__Supplied material__:
▬▬▬
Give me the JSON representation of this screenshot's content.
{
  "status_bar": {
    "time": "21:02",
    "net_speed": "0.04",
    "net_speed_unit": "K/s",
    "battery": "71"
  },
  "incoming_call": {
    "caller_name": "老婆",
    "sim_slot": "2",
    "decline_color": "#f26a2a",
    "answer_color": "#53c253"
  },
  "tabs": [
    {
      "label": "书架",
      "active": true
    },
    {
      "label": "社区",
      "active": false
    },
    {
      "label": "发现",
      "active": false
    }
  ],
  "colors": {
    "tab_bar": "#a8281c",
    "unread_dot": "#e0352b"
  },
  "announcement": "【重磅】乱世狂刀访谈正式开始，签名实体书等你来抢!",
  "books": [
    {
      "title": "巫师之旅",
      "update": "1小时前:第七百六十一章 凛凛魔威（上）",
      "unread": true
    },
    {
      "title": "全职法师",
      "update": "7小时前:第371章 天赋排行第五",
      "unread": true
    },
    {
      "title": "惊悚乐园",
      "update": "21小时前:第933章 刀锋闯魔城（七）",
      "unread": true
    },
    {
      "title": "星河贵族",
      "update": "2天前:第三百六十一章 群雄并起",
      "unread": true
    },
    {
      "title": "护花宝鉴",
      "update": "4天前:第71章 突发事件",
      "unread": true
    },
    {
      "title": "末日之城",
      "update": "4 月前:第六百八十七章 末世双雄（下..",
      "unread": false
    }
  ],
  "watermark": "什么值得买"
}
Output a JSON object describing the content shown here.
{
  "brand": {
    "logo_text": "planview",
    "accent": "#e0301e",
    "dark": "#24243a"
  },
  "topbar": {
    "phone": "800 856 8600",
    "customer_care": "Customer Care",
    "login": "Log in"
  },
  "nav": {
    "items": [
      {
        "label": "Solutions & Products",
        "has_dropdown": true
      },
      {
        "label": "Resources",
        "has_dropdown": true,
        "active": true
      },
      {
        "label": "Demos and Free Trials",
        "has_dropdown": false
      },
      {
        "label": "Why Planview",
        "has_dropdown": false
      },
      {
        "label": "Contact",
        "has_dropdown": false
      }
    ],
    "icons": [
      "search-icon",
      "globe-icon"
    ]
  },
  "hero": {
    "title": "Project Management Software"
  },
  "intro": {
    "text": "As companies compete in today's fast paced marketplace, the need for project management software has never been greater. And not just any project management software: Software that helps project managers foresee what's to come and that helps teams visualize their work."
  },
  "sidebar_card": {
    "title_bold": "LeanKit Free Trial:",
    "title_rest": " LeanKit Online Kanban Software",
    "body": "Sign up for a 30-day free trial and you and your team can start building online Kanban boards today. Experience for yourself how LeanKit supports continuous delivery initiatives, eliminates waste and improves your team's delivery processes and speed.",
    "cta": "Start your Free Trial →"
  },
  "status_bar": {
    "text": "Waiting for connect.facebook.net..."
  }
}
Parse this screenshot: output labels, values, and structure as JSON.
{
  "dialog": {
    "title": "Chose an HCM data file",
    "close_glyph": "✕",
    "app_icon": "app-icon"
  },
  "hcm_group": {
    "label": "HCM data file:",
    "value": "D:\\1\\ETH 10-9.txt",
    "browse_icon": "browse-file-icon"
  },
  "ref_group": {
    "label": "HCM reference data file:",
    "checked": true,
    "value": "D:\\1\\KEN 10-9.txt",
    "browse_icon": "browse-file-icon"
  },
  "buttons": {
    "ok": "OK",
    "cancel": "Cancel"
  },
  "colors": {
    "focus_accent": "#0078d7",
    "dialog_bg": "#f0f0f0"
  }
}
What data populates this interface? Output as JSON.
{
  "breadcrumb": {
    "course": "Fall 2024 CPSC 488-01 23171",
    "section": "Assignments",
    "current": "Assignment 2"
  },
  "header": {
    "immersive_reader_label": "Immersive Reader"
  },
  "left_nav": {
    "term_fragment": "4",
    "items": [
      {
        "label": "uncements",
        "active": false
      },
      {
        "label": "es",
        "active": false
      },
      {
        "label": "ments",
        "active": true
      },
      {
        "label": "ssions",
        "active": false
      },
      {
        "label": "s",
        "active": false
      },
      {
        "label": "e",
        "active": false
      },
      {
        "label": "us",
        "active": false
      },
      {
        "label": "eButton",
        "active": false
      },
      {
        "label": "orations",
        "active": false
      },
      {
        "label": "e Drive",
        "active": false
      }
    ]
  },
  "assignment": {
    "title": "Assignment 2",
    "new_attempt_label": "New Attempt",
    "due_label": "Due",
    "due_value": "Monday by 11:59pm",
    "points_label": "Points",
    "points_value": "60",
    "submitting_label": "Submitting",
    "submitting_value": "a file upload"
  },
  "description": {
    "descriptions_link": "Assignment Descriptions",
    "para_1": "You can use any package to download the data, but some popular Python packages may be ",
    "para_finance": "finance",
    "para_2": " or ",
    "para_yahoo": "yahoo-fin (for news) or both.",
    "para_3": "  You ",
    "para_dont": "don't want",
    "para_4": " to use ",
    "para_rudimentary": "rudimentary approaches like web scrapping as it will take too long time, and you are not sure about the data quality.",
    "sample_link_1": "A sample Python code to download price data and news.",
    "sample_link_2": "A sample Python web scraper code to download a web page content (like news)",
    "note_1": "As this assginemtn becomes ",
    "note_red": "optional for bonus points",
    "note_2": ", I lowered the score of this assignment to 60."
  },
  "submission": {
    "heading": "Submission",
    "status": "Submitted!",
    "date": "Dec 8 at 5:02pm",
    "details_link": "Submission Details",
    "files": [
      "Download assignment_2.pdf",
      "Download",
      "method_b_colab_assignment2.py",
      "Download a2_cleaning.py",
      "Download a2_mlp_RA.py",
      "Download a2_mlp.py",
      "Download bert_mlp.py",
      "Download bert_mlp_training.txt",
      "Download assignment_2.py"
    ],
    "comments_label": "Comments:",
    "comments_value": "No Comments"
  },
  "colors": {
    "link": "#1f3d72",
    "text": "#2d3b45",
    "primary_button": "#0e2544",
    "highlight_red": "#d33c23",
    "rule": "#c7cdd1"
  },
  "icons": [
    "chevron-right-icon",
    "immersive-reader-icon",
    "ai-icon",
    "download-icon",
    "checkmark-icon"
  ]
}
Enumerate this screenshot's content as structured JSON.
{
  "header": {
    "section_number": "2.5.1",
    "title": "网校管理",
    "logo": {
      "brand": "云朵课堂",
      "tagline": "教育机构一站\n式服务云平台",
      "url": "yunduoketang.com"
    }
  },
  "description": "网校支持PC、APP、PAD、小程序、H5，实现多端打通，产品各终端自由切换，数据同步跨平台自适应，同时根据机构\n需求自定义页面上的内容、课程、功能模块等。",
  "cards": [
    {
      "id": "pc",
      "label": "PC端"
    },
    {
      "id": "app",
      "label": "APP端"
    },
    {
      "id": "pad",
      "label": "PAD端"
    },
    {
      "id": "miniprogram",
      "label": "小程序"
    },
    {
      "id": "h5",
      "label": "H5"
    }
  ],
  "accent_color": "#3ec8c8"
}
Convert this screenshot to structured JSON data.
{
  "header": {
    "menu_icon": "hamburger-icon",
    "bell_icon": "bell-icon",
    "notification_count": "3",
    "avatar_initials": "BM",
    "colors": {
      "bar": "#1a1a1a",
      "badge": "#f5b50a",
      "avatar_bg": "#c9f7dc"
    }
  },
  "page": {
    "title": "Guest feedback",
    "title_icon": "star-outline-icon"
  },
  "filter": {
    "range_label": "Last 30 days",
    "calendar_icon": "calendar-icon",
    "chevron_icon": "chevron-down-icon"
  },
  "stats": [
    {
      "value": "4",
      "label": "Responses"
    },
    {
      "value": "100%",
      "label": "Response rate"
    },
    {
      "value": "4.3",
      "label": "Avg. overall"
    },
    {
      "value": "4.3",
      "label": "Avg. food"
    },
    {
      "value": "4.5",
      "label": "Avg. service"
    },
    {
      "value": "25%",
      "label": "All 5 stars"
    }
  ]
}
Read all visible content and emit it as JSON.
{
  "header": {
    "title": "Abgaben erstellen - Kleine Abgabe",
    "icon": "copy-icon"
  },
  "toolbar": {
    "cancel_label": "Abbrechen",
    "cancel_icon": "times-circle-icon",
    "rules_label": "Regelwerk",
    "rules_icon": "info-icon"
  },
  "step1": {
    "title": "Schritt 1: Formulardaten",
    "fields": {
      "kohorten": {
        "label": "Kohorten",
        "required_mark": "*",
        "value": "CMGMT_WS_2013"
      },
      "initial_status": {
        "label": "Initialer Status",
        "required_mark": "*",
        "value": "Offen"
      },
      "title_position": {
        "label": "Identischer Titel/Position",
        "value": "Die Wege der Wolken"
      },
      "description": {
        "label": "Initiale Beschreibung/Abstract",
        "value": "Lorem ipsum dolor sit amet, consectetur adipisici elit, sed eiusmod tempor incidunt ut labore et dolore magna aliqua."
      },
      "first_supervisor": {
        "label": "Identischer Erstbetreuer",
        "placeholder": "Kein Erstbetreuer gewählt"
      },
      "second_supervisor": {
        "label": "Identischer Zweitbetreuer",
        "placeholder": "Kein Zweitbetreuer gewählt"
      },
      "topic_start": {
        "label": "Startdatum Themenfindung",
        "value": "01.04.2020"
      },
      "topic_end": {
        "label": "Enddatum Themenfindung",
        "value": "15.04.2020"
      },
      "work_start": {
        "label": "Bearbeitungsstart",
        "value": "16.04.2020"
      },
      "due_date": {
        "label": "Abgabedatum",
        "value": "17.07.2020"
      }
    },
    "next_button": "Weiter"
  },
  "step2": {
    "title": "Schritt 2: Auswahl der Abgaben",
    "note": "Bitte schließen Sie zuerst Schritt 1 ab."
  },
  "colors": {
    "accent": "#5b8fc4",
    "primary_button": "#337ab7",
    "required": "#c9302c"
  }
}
▬▬▬
__Set task__: Copy every line of the data that holds the string "page".

__The response__:
    "sample_link_2": "A sample Python web scraper code to download a web page content (like news)",
  "page": {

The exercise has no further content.